_REQUIRED WORK_.
Pull every line holding the string "wiggle" from the records below.

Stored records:
▼

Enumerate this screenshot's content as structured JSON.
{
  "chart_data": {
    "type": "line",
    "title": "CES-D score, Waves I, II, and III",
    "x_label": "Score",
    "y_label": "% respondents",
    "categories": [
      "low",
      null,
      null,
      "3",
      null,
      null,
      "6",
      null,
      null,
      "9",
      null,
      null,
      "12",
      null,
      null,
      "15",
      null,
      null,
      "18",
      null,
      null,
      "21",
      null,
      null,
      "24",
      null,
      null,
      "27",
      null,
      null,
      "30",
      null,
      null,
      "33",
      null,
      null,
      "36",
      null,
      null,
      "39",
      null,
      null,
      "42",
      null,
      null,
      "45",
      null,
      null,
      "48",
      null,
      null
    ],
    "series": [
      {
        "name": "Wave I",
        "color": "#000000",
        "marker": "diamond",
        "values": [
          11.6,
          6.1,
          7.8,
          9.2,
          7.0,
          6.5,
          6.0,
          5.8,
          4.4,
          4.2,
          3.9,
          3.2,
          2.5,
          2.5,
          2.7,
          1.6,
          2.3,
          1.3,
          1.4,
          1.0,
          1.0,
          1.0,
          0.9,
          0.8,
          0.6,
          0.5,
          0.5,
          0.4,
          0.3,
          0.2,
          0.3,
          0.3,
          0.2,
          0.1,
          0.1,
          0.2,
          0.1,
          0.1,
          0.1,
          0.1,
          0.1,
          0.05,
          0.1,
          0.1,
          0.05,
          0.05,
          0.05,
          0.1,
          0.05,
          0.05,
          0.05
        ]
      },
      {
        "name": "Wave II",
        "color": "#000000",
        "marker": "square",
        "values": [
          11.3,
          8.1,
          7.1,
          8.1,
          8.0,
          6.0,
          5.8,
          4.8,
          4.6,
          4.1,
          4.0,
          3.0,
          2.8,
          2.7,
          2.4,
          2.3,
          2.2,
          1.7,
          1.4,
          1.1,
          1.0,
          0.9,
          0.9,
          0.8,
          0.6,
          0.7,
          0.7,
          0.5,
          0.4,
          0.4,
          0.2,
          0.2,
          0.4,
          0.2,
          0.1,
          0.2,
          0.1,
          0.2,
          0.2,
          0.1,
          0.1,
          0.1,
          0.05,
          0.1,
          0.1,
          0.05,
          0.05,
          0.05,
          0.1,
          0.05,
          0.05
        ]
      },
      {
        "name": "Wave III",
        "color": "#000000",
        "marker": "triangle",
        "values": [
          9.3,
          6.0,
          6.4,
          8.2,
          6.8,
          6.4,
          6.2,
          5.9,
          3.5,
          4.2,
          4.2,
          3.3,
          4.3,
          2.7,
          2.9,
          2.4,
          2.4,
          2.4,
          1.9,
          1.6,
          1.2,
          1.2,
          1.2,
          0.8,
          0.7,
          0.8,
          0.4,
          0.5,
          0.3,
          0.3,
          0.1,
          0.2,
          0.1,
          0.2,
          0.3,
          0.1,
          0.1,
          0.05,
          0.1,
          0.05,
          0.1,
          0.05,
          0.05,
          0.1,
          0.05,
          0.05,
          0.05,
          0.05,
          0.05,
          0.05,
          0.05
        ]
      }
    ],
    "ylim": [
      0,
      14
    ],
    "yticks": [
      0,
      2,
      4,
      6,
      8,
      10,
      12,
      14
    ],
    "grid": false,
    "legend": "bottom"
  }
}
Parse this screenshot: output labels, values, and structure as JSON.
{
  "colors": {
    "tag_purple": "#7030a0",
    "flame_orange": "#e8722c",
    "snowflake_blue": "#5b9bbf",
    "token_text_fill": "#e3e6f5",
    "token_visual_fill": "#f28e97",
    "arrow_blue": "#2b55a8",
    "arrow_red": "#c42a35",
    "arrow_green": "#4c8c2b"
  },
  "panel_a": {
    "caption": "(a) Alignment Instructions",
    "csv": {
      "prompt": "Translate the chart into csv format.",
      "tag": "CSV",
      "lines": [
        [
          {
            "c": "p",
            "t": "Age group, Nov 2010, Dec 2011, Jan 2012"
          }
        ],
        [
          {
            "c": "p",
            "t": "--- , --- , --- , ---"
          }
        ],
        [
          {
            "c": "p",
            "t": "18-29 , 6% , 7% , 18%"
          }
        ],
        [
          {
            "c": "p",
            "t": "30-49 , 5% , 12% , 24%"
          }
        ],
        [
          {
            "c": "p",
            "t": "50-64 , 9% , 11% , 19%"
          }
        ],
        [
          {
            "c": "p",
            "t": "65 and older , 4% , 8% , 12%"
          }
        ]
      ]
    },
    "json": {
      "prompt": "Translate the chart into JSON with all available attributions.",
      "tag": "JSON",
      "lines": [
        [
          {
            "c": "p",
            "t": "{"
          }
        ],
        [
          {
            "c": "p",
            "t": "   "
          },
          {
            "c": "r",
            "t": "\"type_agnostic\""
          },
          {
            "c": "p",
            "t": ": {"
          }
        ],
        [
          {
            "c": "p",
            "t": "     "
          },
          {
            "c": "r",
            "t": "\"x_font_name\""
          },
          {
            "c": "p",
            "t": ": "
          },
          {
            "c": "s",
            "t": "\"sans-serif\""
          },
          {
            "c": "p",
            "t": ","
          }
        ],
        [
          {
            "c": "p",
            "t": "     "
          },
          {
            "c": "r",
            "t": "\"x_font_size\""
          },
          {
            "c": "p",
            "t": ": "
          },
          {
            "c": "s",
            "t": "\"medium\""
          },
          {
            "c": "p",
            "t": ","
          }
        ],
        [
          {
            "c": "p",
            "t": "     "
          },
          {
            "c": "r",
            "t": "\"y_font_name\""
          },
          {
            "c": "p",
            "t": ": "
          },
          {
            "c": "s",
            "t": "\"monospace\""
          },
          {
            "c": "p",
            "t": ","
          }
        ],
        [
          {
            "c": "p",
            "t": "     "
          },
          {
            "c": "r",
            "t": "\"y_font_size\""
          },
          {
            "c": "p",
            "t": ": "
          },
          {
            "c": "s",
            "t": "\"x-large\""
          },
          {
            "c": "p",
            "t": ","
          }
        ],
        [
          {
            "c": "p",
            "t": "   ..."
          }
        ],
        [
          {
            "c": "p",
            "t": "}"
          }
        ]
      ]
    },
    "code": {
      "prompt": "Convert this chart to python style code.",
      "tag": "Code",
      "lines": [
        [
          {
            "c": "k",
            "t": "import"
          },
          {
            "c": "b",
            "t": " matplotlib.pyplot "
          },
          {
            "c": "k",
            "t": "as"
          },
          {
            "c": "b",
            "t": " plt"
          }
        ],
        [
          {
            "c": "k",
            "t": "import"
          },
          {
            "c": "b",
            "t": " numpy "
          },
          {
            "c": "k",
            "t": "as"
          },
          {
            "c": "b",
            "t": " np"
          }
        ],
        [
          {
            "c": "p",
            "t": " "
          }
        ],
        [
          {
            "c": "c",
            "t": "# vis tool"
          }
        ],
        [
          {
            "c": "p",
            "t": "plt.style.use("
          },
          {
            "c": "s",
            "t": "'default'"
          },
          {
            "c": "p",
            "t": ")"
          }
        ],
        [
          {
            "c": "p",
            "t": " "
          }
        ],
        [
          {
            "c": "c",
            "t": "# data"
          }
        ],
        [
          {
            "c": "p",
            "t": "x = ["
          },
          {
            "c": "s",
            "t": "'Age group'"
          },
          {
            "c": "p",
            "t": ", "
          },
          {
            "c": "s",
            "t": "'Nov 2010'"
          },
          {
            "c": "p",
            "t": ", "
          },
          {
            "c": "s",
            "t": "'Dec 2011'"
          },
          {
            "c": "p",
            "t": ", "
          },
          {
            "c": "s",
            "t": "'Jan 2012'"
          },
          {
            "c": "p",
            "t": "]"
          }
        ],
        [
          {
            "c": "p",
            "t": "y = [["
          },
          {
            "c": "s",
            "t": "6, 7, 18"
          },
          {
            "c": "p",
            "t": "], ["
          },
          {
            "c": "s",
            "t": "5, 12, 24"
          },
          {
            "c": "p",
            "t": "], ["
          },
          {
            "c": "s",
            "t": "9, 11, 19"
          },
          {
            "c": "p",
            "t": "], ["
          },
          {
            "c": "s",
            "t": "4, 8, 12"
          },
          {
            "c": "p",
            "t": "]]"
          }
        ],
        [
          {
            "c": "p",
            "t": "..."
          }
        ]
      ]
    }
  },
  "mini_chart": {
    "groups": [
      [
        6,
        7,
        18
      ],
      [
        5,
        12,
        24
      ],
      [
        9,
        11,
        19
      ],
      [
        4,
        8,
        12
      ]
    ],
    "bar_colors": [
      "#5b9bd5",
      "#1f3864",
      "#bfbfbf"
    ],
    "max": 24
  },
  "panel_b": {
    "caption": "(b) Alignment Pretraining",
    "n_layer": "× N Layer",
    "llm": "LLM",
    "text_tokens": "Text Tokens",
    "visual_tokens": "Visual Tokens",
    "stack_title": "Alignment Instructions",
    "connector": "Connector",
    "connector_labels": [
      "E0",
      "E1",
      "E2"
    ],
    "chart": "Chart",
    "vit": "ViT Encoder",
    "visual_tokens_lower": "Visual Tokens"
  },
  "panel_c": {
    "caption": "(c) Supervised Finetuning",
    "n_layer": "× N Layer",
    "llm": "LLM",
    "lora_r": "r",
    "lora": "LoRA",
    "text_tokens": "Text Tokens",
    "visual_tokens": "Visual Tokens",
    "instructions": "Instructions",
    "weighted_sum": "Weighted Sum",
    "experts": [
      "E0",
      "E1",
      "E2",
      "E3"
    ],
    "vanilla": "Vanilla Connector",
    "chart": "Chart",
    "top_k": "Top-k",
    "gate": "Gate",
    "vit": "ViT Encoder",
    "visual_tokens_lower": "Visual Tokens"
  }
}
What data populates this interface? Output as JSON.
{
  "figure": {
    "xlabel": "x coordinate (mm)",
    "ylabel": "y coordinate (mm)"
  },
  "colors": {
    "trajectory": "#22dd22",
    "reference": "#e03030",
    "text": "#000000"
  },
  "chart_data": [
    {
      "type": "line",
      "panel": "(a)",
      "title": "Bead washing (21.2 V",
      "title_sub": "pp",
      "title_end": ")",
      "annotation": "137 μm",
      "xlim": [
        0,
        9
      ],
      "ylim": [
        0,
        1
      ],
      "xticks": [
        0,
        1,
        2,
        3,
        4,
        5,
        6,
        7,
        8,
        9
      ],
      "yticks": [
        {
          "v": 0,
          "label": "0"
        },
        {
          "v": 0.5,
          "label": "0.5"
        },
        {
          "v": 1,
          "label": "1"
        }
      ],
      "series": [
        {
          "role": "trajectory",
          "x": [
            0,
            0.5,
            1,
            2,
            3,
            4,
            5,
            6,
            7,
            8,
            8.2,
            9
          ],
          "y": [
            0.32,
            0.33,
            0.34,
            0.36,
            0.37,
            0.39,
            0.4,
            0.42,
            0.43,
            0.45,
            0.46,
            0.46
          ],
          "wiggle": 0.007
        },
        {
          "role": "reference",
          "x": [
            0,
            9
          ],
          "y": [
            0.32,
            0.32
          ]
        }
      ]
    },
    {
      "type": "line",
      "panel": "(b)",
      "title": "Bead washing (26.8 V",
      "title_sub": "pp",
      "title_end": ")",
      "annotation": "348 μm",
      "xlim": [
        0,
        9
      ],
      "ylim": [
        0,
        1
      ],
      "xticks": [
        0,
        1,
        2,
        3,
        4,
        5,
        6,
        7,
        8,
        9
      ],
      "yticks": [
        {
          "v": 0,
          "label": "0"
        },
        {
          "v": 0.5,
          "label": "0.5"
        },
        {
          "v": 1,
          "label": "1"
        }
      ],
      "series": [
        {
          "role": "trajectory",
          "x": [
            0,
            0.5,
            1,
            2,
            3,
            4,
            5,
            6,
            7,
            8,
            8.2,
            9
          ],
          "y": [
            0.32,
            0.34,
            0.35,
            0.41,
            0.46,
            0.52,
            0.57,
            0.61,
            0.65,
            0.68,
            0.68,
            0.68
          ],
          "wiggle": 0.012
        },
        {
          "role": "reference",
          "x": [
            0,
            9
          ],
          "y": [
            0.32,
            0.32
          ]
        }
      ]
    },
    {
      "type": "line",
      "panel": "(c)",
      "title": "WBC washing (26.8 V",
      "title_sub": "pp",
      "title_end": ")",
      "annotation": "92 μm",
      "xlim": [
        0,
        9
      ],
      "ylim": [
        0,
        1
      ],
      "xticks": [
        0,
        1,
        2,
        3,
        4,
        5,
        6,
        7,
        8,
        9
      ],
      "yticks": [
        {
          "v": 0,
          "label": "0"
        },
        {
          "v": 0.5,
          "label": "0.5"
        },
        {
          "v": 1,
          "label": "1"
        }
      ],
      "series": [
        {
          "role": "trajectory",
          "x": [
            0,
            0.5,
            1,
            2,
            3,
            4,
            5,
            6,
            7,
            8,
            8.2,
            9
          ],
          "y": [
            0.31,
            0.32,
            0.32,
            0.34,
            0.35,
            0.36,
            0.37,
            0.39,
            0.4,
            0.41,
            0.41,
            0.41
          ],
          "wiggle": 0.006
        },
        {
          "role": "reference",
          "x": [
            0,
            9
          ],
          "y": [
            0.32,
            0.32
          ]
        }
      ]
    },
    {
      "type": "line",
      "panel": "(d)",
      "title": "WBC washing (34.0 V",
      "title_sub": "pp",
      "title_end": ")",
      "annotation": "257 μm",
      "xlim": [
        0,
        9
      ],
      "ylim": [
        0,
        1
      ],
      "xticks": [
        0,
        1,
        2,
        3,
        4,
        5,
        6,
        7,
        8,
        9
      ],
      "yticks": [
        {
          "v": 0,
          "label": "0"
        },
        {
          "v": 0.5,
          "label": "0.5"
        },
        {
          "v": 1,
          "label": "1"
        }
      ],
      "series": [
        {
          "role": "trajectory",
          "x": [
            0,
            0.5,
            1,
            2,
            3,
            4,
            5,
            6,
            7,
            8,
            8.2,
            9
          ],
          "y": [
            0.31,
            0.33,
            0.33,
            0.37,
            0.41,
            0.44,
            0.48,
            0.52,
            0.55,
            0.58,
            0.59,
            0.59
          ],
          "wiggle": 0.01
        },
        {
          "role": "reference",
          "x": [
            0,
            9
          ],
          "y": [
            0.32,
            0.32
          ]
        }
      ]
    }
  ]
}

▲

_SOLVED PROBLEM_.
          "wiggle": 0.007
          "wiggle": 0.012
          "wiggle": 0.006
          "wiggle": 0.01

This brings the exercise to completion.